Records that describe figures
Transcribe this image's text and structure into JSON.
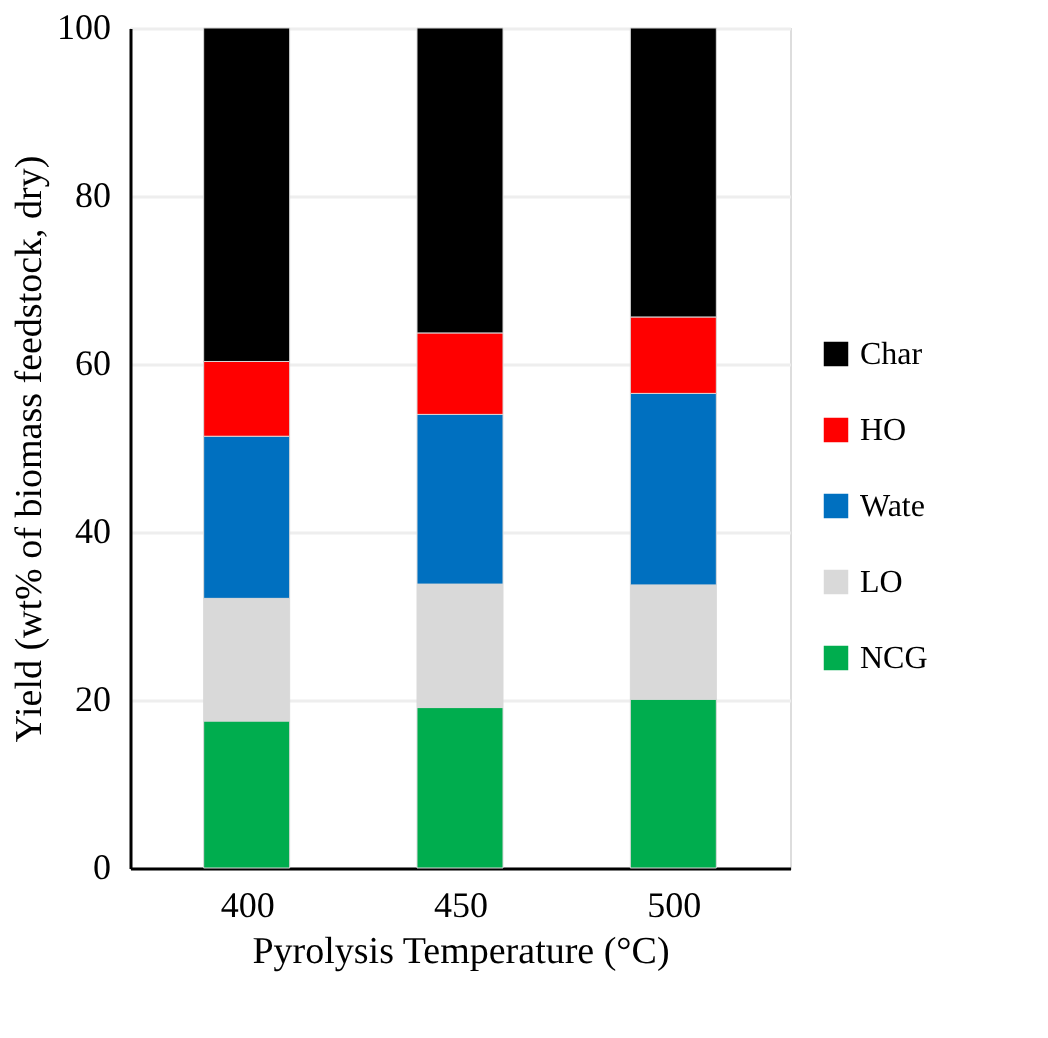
{
  "chart_data": {
    "type": "bar",
    "stacked": true,
    "xlabel": "Pyrolysis Temperature (°C)",
    "ylabel": "Yield (wt% of biomass feedstock, dry)",
    "categories": [
      "400",
      "450",
      "500"
    ],
    "series": [
      {
        "name": "NCG",
        "color": "#00ad4e",
        "values": [
          17.5,
          19.1,
          20.1
        ]
      },
      {
        "name": "LO",
        "color": "#d9d9d9",
        "values": [
          14.6,
          14.7,
          13.6
        ]
      },
      {
        "name": "Wate",
        "color": "#0070c0",
        "values": [
          19.3,
          20.2,
          22.8
        ]
      },
      {
        "name": "HO",
        "color": "#ff0000",
        "values": [
          8.9,
          9.7,
          9.1
        ]
      },
      {
        "name": "Char",
        "color": "#000000",
        "values": [
          39.7,
          36.3,
          34.4
        ]
      }
    ],
    "ylim": [
      0,
      100
    ],
    "yticks": [
      0,
      20,
      40,
      60,
      80,
      100
    ],
    "grid": "y",
    "legend": "right"
  }
}
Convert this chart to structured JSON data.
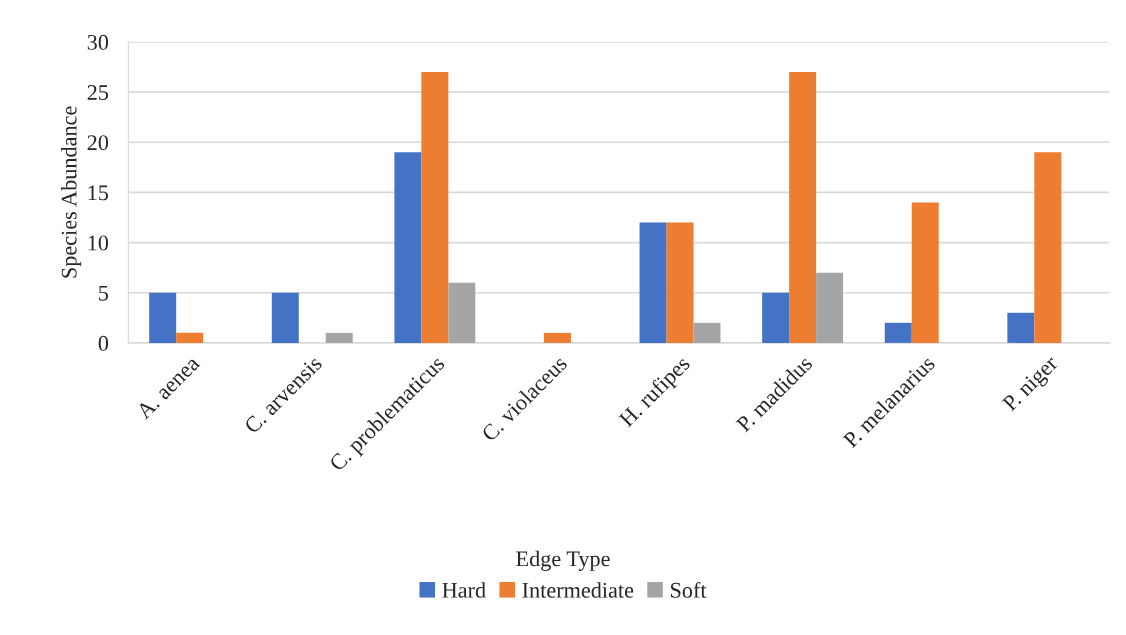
{
  "chart_data": {
    "type": "bar",
    "categories": [
      "A. aenea",
      "C. arvensis",
      "C. problematicus",
      "C. violaceus",
      "H. rufipes",
      "P. madidus",
      "P. melanarius",
      "P. niger"
    ],
    "series": [
      {
        "name": "Hard",
        "color": "#4472c4",
        "values": [
          5,
          5,
          19,
          0,
          12,
          5,
          2,
          3
        ]
      },
      {
        "name": "Intermediate",
        "color": "#ed7d31",
        "values": [
          1,
          0,
          27,
          1,
          12,
          27,
          14,
          19
        ]
      },
      {
        "name": "Soft",
        "color": "#a5a5a5",
        "values": [
          0,
          1,
          6,
          0,
          2,
          7,
          0,
          0
        ]
      }
    ],
    "ylabel": "Species Abundance",
    "legend_title": "Edge Type",
    "ylim": [
      0,
      30
    ],
    "yticks": [
      0,
      5,
      10,
      15,
      20,
      25,
      30
    ],
    "grid": "y",
    "legend": "bottom"
  }
}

**TASK DIRECTIONS:**
Show each line of the data that contains the string "this".

**RESULT OF THE TASK:**
Transcribe this image's text and structure into JSON.
Convert this chart to structured JSON data.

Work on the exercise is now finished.